The exercise:
The exercise asks for every line of the data to be reproduced exactly.

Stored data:
++++++
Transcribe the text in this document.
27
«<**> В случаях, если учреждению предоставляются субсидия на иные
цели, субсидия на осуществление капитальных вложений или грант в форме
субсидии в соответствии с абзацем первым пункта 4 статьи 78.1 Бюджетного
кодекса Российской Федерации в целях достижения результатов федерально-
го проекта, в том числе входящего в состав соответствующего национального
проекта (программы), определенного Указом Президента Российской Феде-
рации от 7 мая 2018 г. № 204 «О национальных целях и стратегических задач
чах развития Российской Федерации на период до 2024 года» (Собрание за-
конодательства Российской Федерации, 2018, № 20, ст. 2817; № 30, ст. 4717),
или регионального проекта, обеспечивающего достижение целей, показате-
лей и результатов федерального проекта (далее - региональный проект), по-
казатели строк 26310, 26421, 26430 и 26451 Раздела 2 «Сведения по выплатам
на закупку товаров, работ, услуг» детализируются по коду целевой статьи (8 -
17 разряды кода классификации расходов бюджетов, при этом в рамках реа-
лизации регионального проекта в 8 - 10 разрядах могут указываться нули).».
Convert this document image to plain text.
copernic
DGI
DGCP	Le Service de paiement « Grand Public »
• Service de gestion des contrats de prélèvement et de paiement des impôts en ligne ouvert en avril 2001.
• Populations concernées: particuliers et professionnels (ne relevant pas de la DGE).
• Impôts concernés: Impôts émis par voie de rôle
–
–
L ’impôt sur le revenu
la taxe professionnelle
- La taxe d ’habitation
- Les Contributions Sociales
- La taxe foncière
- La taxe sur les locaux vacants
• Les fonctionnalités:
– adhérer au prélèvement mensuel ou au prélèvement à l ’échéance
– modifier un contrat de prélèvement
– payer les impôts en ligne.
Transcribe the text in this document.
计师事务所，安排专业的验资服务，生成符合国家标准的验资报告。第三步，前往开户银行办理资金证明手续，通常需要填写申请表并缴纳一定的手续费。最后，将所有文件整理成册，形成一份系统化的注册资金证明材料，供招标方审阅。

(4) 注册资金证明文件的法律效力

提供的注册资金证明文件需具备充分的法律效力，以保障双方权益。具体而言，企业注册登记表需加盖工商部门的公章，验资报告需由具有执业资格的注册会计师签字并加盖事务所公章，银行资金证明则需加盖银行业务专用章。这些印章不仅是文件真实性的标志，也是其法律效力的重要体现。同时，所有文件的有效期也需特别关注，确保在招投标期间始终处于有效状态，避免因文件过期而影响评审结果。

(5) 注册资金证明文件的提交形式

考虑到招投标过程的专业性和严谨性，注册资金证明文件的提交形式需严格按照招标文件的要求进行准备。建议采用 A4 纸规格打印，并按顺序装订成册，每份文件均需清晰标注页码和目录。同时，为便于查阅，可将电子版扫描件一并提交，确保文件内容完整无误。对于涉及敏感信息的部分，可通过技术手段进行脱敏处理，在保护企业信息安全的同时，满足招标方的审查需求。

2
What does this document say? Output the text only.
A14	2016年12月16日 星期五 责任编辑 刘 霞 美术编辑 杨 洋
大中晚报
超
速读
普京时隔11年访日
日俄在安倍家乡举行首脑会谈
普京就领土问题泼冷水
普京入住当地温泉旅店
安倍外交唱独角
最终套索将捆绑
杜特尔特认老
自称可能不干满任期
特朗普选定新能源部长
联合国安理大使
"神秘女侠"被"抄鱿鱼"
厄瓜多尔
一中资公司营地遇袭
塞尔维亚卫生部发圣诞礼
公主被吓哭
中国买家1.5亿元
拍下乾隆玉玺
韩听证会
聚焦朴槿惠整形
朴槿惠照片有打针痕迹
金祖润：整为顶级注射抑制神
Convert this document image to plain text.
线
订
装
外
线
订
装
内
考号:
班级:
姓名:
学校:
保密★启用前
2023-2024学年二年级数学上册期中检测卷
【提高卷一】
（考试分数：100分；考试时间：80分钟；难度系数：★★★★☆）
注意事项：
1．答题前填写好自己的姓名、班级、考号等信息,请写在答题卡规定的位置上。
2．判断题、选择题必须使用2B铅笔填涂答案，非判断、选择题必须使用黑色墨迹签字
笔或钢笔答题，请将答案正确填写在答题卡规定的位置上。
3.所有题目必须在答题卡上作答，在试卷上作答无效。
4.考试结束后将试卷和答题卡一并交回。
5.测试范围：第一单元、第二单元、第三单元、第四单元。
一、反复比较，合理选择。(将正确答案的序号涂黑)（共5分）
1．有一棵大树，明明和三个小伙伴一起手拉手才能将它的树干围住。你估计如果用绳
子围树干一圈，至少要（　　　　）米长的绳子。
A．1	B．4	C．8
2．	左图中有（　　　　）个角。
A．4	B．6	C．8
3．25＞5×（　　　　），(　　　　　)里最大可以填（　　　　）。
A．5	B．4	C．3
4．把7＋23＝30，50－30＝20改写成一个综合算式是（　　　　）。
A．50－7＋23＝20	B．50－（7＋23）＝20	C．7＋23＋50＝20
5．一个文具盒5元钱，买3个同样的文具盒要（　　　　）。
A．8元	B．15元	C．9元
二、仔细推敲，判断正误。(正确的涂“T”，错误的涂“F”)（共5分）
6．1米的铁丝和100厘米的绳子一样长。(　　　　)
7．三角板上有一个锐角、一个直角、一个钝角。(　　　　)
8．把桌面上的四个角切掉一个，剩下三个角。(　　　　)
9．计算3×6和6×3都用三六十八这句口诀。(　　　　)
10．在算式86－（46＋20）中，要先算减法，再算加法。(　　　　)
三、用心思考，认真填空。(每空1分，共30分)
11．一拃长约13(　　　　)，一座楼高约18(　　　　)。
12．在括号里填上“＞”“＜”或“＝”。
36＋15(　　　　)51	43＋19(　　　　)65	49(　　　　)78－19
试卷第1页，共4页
++++++
Written reply:
Transcribe the text in this document.
27
«<**> В случаях, если учреждению предоставляются субсидия на иные
цели, субсидия на осуществление капитальных вложений или грант в форме
субсидии в соответствии с абзацем первым пункта 4 статьи 78.1 Бюджетного
кодекса Российской Федерации в целях достижения результатов федерально-
го проекта, в том числе входящего в состав соответствующего национального
проекта (программы), определенного Указом Президента Российской Феде-
рации от 7 мая 2018 г. № 204 «О национальных целях и стратегических задач
чах развития Российской Федерации на период до 2024 года» (Собрание за-
конодательства Российской Федерации, 2018, № 20, ст. 2817; № 30, ст. 4717),
или регионального проекта, обеспечивающего достижение целей, показате-
лей и результатов федерального проекта (далее - региональный проект), по-
казатели строк 26310, 26421, 26430 и 26451 Раздела 2 «Сведения по выплатам
на закупку товаров, работ, услуг» детализируются по коду целевой статьи (8 -
17 разряды кода классификации расходов бюджетов, при этом в рамках реа-
лизации регионального проекта в 8 - 10 разрядах могут указываться нули).».
Convert this document image to plain text.
copernic
DGI
DGCP	Le Service de paiement « Grand Public »
• Service de gestion des contrats de prélèvement et de paiement des impôts en ligne ouvert en avril 2001.
• Populations concernées: particuliers et professionnels (ne relevant pas de la DGE).
• Impôts concernés: Impôts émis par voie de rôle
–
–
L ’impôt sur le revenu
la taxe professionnelle
- La taxe d ’habitation
- Les Contributions Sociales
- La taxe foncière
- La taxe sur les locaux vacants
• Les fonctionnalités:
– adhérer au prélèvement mensuel ou au prélèvement à l ’échéance
– modifier un contrat de prélèvement
– payer les impôts en ligne.
Transcribe the text in this document.
计师事务所，安排专业的验资服务，生成符合国家标准的验资报告。第三步，前往开户银行办理资金证明手续，通常需要填写申请表并缴纳一定的手续费。最后，将所有文件整理成册，形成一份系统化的注册资金证明材料，供招标方审阅。

(4) 注册资金证明文件的法律效力

提供的注册资金证明文件需具备充分的法律效力，以保障双方权益。具体而言，企业注册登记表需加盖工商部门的公章，验资报告需由具有执业资格的注册会计师签字并加盖事务所公章，银行资金证明则需加盖银行业务专用章。这些印章不仅是文件真实性的标志，也是其法律效力的重要体现。同时，所有文件的有效期也需特别关注，确保在招投标期间始终处于有效状态，避免因文件过期而影响评审结果。

(5) 注册资金证明文件的提交形式

考虑到招投标过程的专业性和严谨性，注册资金证明文件的提交形式需严格按照招标文件的要求进行准备。建议采用 A4 纸规格打印，并按顺序装订成册，每份文件均需清晰标注页码和目录。同时，为便于查阅，可将电子版扫描件一并提交，确保文件内容完整无误。对于涉及敏感信息的部分，可通过技术手段进行脱敏处理，在保护企业信息安全的同时，满足招标方的审查需求。

2
What does this document say? Output the text only.
A14	2016年12月16日 星期五 责任编辑 刘 霞 美术编辑 杨 洋
大中晚报
超
速读
普京时隔11年访日
日俄在安倍家乡举行首脑会谈
普京就领土问题泼冷水
普京入住当地温泉旅店
安倍外交唱独角
最终套索将捆绑
杜特尔特认老
自称可能不干满任期
特朗普选定新能源部长
联合国安理大使
"神秘女侠"被"抄鱿鱼"
厄瓜多尔
一中资公司营地遇袭
塞尔维亚卫生部发圣诞礼
公主被吓哭
中国买家1.5亿元
拍下乾隆玉玺
韩听证会
聚焦朴槿惠整形
朴槿惠照片有打针痕迹
金祖润：整为顶级注射抑制神
Convert this document image to plain text.
线
订
装
外
线
订
装
内
考号:
班级:
姓名:
学校:
保密★启用前
2023-2024学年二年级数学上册期中检测卷
【提高卷一】
（考试分数：100分；考试时间：80分钟；难度系数：★★★★☆）
注意事项：
1．答题前填写好自己的姓名、班级、考号等信息,请写在答题卡规定的位置上。
2．判断题、选择题必须使用2B铅笔填涂答案，非判断、选择题必须使用黑色墨迹签字
笔或钢笔答题，请将答案正确填写在答题卡规定的位置上。
3.所有题目必须在答题卡上作答，在试卷上作答无效。
4.考试结束后将试卷和答题卡一并交回。
5.测试范围：第一单元、第二单元、第三单元、第四单元。
一、反复比较，合理选择。(将正确答案的序号涂黑)（共5分）
1．有一棵大树，明明和三个小伙伴一起手拉手才能将它的树干围住。你估计如果用绳
子围树干一圈，至少要（　　　　）米长的绳子。
A．1	B．4	C．8
2．	左图中有（　　　　）个角。
A．4	B．6	C．8
3．25＞5×（　　　　），(　　　　　)里最大可以填（　　　　）。
A．5	B．4	C．3
4．把7＋23＝30，50－30＝20改写成一个综合算式是（　　　　）。
A．50－7＋23＝20	B．50－（7＋23）＝20	C．7＋23＋50＝20
5．一个文具盒5元钱，买3个同样的文具盒要（　　　　）。
A．8元	B．15元	C．9元
二、仔细推敲，判断正误。(正确的涂“T”，错误的涂“F”)（共5分）
6．1米的铁丝和100厘米的绳子一样长。(　　　　)
7．三角板上有一个锐角、一个直角、一个钝角。(　　　　)
8．把桌面上的四个角切掉一个，剩下三个角。(　　　　)
9．计算3×6和6×3都用三六十八这句口诀。(　　　　)
10．在算式86－（46＋20）中，要先算减法，再算加法。(　　　　)
三、用心思考，认真填空。(每空1分，共30分)
11．一拃长约13(　　　　)，一座楼高约18(　　　　)。
12．在括号里填上“＞”“＜”或“＝”。
36＋15(　　　　)51	43＋19(　　　　)65	49(　　　　)78－19
试卷第1页，共4页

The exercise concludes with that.